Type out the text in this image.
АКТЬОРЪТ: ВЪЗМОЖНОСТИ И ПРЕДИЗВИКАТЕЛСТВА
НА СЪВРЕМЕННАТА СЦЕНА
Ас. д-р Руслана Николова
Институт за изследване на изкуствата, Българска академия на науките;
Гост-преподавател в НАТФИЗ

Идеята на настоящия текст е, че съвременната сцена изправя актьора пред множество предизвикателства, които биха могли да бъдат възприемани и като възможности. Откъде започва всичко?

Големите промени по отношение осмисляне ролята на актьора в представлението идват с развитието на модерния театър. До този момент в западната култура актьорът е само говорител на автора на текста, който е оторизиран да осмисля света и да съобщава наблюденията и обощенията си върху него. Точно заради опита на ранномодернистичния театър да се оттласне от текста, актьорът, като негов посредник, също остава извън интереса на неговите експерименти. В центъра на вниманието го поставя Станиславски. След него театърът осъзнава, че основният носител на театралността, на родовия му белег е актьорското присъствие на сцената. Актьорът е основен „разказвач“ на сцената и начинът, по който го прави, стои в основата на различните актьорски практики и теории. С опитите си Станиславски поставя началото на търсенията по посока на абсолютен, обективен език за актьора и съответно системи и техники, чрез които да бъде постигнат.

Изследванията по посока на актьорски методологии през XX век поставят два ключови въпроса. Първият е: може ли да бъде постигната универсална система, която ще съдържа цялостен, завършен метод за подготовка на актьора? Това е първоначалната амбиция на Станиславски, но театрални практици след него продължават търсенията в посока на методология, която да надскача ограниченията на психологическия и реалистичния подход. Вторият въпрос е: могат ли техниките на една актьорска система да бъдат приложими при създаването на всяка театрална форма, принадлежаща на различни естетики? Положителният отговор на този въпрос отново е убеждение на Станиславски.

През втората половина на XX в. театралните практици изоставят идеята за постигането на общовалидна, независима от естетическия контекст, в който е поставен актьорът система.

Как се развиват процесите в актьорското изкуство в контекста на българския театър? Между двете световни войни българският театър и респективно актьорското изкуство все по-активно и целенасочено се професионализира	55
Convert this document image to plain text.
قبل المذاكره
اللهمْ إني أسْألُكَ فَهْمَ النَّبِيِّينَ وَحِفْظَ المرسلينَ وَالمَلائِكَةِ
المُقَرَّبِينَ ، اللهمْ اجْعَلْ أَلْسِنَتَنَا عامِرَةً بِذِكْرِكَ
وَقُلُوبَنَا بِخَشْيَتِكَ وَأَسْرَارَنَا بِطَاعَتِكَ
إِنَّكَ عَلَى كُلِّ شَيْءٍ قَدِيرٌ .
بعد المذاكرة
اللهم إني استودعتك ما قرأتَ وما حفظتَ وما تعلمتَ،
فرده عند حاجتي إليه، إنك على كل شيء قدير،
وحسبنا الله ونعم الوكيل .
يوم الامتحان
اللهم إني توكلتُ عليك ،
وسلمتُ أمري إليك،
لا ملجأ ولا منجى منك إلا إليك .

···

From the line holding "Convert this document image to plain text." down to the final line above, quote every line exactly and only those lines.

Convert this document image to plain text.
قبل المذاكره
اللهمْ إني أسْألُكَ فَهْمَ النَّبِيِّينَ وَحِفْظَ المرسلينَ وَالمَلائِكَةِ
المُقَرَّبِينَ ، اللهمْ اجْعَلْ أَلْسِنَتَنَا عامِرَةً بِذِكْرِكَ
وَقُلُوبَنَا بِخَشْيَتِكَ وَأَسْرَارَنَا بِطَاعَتِكَ
إِنَّكَ عَلَى كُلِّ شَيْءٍ قَدِيرٌ .
بعد المذاكرة
اللهم إني استودعتك ما قرأتَ وما حفظتَ وما تعلمتَ،
فرده عند حاجتي إليه، إنك على كل شيء قدير،
وحسبنا الله ونعم الوكيل .
يوم الامتحان
اللهم إني توكلتُ عليك ،
وسلمتُ أمري إليك،
لا ملجأ ولا منجى منك إلا إليك .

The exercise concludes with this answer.